- **Instructions to follow**
Reproduce only the lines from the one containing "author-name[interactable]: Raila Odinga" down through the one containing "reply-count: 19 — [292, 833, 324, 863]", replacing "thread-line" with "connector-line" and leaving everything else unchanged.
== Material provided
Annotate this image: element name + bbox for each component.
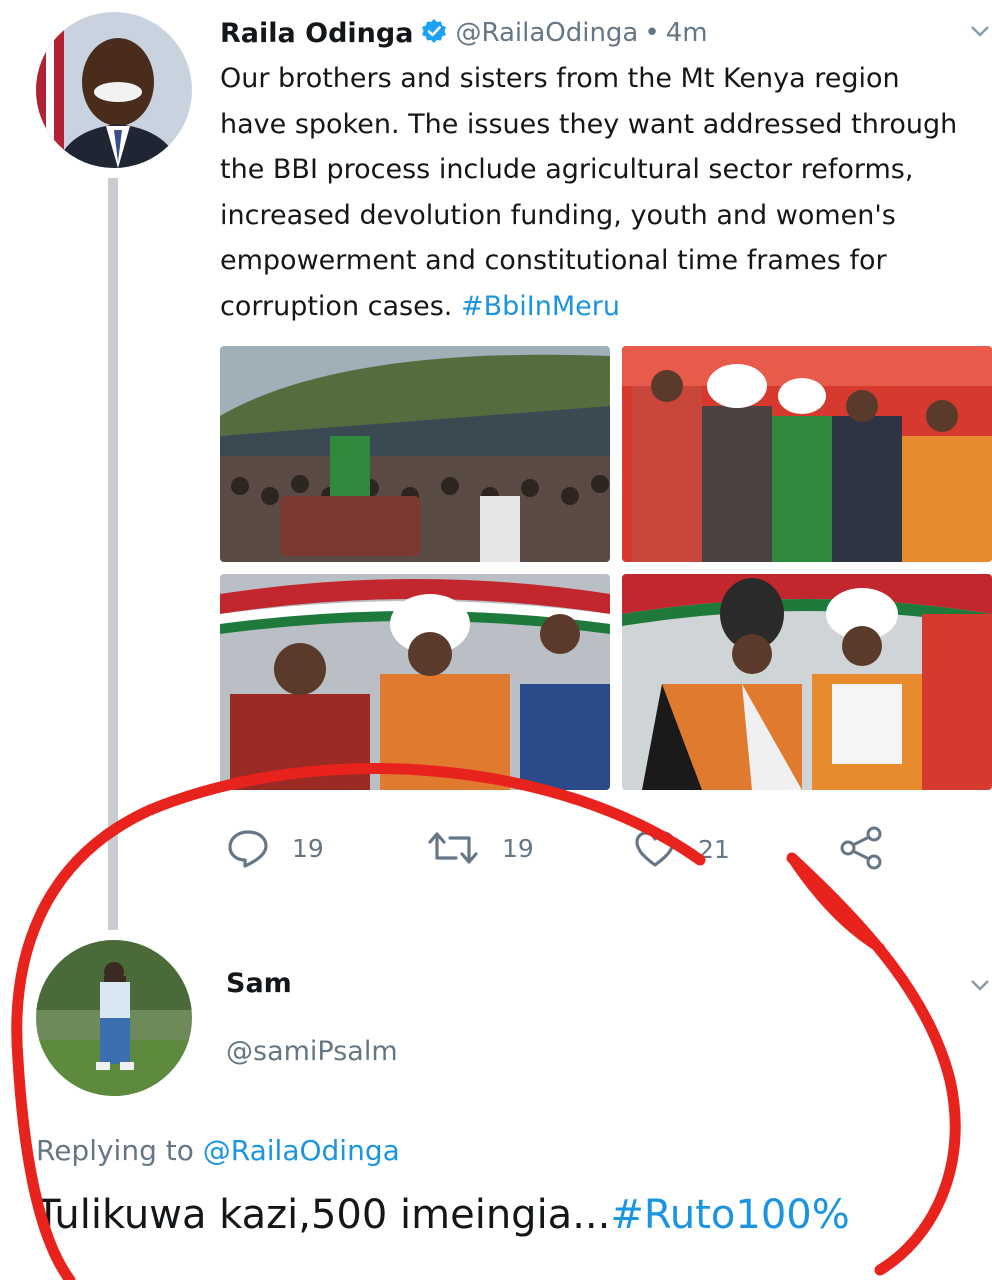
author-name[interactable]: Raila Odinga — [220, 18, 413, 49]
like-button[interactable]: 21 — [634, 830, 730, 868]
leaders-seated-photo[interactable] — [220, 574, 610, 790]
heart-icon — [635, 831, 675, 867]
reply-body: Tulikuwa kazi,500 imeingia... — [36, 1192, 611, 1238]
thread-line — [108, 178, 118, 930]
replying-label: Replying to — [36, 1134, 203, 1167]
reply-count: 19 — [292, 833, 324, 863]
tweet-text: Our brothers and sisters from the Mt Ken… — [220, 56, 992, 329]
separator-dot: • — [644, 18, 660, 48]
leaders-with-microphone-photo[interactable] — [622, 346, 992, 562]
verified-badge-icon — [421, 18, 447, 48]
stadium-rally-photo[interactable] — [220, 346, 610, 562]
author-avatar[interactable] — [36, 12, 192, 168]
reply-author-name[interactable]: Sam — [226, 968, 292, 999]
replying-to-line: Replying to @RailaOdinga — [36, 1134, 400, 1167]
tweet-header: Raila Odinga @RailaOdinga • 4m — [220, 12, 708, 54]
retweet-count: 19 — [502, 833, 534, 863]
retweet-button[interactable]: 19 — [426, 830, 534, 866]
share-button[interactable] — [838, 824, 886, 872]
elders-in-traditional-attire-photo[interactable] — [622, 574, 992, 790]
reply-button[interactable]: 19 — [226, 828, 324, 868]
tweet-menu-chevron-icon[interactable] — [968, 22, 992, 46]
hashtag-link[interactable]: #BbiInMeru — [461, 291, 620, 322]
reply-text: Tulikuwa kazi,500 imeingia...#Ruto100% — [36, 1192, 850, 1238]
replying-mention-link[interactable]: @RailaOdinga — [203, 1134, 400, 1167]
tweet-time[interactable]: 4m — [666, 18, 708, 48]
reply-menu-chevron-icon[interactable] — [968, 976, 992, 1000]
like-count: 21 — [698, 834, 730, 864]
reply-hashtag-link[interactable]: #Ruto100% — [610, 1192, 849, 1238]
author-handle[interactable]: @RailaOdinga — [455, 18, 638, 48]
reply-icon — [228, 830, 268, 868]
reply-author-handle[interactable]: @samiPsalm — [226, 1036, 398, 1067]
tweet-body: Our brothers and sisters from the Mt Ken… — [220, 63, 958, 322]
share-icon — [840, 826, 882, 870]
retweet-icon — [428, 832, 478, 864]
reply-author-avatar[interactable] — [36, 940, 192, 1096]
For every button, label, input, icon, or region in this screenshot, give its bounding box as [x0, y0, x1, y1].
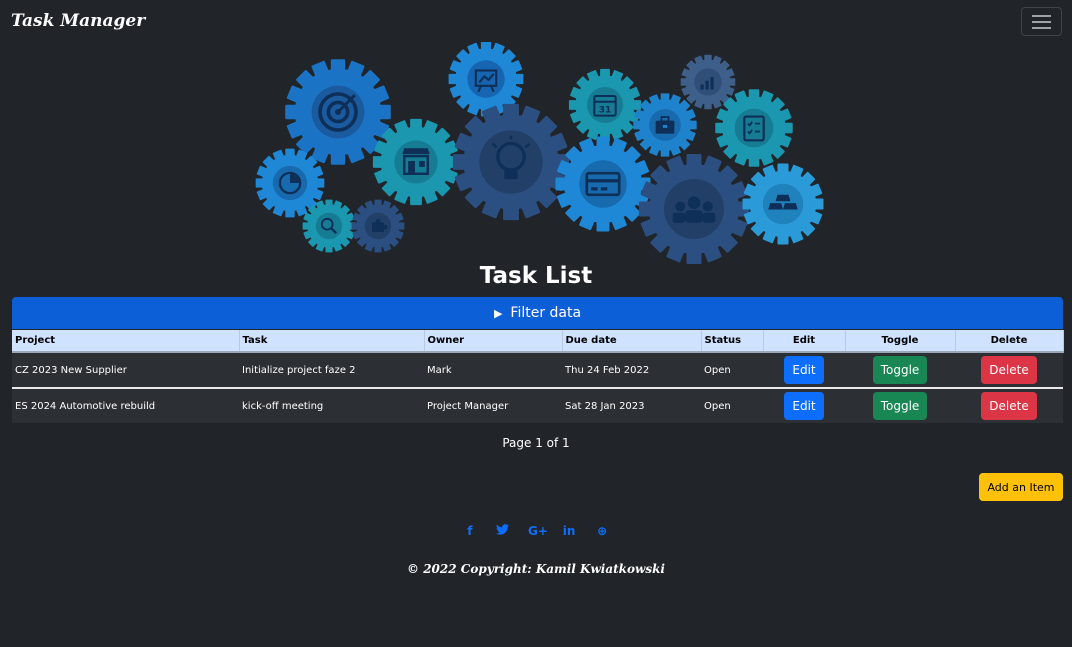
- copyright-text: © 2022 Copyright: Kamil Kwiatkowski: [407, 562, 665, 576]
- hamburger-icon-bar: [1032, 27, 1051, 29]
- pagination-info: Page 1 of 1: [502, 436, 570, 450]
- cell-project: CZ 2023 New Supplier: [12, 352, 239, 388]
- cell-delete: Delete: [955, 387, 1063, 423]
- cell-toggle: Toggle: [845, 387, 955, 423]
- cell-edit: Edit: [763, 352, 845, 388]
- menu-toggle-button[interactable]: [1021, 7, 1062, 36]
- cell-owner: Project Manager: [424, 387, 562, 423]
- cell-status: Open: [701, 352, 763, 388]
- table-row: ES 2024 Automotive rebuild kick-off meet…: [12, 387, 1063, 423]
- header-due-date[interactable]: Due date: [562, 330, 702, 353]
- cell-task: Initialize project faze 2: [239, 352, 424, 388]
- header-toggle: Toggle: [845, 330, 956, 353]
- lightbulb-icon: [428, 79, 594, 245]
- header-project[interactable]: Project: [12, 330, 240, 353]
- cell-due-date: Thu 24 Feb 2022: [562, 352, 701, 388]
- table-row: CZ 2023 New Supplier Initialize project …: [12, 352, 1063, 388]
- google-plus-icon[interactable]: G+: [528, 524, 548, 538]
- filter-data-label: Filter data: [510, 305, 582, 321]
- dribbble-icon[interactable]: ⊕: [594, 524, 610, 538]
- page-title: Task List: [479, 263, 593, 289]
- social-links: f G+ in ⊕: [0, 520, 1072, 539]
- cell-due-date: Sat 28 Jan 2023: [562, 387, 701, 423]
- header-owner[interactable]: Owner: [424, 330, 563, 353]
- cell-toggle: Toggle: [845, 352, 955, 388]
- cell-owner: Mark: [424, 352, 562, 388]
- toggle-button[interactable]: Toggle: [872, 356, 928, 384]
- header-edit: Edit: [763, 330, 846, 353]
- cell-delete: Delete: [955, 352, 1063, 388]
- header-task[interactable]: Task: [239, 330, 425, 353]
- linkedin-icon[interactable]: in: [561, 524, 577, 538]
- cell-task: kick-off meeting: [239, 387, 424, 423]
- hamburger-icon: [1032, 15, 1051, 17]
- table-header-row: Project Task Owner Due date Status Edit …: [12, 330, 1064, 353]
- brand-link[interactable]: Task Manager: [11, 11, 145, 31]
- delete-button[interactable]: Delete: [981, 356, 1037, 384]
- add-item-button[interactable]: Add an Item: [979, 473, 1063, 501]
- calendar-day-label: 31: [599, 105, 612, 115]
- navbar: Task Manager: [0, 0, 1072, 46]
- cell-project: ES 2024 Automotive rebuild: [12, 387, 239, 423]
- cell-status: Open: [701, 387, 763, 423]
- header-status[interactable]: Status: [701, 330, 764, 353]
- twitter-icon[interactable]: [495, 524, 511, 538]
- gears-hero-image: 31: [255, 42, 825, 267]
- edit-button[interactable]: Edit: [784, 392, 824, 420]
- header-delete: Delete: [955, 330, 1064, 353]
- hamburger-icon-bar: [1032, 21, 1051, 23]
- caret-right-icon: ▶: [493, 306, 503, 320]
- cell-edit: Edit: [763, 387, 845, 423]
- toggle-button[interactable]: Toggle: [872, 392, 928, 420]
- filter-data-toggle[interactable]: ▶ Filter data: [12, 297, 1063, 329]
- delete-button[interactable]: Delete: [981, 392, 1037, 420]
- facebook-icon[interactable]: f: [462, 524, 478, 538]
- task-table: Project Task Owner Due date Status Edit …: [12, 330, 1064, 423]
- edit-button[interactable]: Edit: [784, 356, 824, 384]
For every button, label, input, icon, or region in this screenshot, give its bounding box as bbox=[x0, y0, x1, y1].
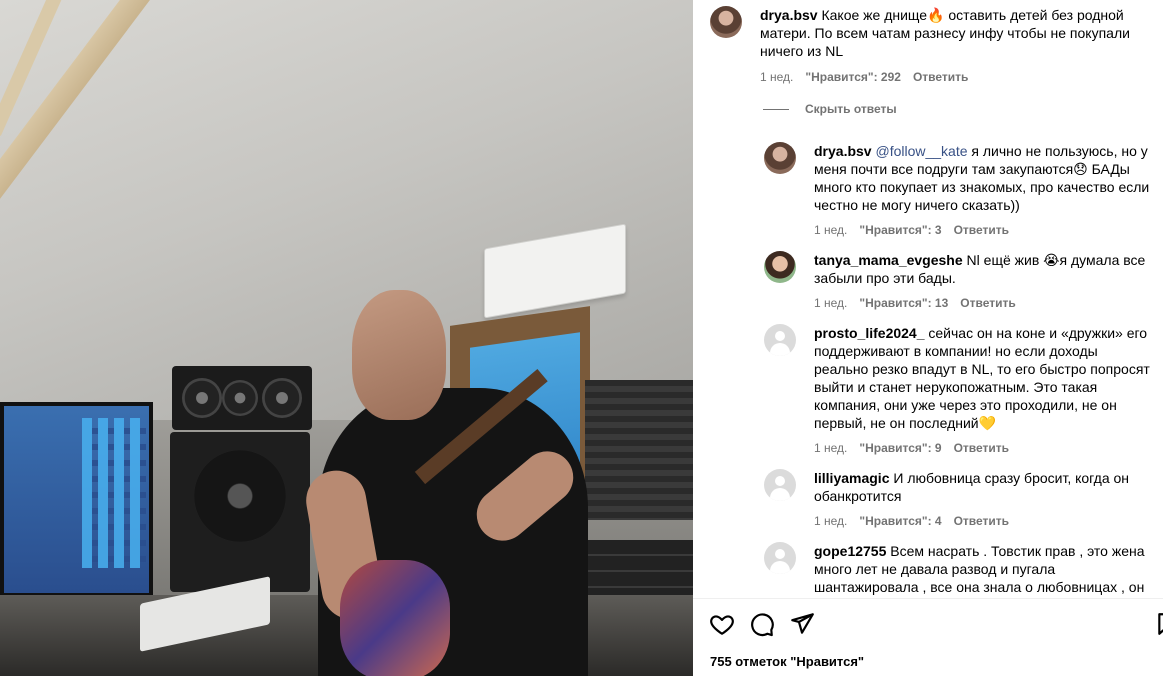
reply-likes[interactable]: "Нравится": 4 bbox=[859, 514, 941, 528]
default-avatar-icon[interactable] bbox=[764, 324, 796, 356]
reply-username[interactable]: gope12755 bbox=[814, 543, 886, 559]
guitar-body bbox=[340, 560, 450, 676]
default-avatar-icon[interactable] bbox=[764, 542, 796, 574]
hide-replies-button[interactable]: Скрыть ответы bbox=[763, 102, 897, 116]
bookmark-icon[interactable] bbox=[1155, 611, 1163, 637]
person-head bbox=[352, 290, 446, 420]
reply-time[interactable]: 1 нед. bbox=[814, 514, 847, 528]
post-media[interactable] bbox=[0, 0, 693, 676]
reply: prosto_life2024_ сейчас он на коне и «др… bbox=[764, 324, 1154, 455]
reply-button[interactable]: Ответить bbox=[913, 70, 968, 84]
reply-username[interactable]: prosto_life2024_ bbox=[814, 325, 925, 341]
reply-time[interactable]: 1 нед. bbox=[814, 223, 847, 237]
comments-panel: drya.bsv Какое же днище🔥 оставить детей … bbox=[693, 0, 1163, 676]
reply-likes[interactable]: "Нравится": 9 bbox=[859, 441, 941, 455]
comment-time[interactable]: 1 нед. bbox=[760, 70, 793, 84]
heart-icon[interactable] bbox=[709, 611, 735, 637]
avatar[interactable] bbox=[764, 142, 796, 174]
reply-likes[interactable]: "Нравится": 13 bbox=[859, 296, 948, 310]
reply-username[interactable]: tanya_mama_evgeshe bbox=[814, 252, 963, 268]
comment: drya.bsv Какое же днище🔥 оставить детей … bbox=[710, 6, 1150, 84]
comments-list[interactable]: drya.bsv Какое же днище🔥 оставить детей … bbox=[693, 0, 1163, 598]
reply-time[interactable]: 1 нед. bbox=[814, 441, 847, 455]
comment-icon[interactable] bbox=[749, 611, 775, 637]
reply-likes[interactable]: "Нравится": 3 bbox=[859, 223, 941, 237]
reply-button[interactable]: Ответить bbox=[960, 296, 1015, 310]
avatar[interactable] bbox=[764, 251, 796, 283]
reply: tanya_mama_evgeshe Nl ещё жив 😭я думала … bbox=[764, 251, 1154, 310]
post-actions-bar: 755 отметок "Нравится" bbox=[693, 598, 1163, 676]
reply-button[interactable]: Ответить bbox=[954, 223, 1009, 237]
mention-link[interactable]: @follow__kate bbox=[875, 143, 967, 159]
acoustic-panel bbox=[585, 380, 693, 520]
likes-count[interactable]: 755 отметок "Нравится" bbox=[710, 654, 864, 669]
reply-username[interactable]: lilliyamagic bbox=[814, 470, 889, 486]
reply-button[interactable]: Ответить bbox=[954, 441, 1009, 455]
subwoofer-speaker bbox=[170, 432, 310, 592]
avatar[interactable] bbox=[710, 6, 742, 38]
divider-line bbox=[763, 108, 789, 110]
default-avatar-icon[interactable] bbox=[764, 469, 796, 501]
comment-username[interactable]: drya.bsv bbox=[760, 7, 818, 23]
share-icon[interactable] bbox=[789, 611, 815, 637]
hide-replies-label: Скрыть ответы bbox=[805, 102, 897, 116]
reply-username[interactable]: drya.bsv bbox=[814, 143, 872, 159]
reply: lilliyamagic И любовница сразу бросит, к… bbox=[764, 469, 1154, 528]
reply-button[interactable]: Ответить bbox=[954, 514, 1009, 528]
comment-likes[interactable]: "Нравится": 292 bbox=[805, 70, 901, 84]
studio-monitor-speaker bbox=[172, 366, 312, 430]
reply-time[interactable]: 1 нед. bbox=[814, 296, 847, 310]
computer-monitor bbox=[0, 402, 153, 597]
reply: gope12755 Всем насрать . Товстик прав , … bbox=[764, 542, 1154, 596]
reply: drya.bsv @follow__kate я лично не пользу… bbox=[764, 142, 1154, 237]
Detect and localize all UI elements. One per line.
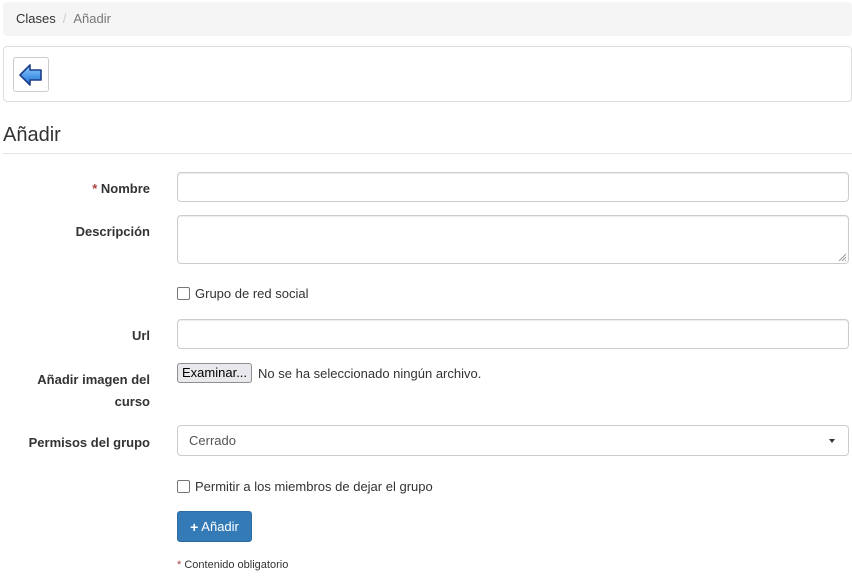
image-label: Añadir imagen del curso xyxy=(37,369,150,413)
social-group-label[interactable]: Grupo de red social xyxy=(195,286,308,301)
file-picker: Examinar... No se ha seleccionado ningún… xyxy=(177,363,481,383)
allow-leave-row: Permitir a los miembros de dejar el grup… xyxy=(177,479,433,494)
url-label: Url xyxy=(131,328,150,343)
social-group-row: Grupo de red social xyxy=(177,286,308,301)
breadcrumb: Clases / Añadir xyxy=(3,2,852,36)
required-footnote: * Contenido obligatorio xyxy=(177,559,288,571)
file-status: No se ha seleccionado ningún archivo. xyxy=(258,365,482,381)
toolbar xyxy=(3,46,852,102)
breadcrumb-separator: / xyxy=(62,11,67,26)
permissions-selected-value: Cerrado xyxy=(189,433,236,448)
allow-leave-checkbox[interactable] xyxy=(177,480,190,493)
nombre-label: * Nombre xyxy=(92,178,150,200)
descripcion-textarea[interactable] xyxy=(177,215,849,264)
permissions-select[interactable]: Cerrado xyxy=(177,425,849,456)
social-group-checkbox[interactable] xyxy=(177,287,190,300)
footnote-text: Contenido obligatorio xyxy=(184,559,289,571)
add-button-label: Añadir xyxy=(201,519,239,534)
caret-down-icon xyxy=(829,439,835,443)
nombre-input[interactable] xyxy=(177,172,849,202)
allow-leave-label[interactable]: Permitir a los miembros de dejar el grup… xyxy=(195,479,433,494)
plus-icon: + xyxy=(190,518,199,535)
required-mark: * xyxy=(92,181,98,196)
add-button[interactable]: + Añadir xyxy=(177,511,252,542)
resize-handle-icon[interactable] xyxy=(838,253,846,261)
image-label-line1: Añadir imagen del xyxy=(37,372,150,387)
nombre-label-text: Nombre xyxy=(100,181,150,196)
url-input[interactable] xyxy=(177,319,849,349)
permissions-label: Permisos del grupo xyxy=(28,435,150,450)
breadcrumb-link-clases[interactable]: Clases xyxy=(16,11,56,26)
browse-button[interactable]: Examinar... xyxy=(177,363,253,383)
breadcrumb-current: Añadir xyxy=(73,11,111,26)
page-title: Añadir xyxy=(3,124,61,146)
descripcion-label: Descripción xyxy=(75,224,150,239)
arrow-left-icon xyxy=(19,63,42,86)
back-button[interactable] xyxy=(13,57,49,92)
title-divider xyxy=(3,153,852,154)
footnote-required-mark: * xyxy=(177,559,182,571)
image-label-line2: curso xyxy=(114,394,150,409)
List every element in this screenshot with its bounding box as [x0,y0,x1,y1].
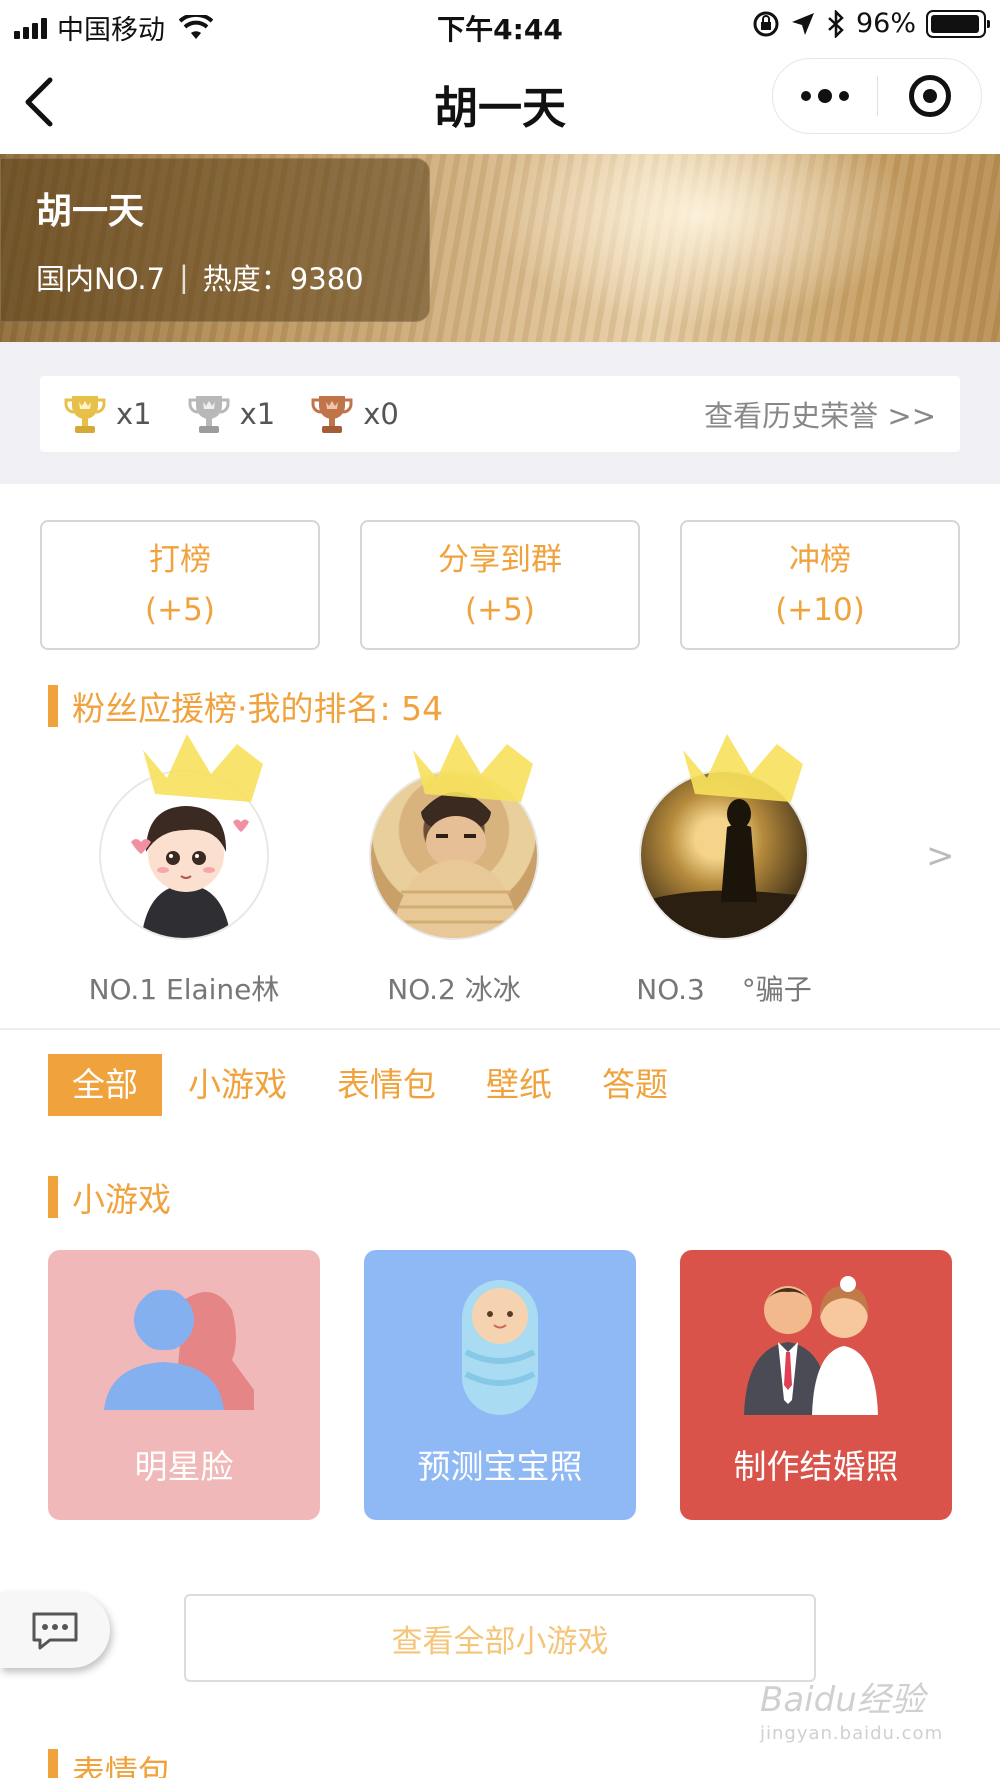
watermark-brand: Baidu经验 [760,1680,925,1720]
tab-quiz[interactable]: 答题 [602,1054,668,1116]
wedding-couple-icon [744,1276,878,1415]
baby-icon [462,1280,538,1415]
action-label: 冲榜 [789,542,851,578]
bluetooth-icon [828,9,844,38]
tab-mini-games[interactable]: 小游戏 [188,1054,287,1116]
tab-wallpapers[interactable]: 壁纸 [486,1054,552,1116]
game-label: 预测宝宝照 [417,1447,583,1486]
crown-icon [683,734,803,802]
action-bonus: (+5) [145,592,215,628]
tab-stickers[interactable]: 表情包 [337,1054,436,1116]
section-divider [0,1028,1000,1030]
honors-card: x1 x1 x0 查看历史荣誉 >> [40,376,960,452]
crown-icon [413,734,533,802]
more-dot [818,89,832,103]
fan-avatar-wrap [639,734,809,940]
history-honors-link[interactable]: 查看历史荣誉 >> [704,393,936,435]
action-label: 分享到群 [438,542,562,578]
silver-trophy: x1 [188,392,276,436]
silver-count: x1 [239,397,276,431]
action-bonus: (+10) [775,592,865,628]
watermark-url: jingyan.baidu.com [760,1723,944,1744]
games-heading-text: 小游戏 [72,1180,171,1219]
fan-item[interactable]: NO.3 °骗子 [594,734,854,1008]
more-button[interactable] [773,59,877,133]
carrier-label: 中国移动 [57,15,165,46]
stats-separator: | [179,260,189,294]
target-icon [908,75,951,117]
====
- **Solution for this task**
author-name[interactable]: Raila Odinga — [220, 18, 413, 49]
like-button[interactable]: 21 — [634, 830, 730, 868]
leaders-seated-photo[interactable] — [220, 574, 610, 790]
heart-icon — [635, 831, 675, 867]
reply-body: Tulikuwa kazi,500 imeingia... — [36, 1192, 611, 1238]
connector-line — [108, 178, 118, 930]
replying-label: Replying to — [36, 1134, 203, 1167]
reply-count: 19 — [292, 833, 324, 863]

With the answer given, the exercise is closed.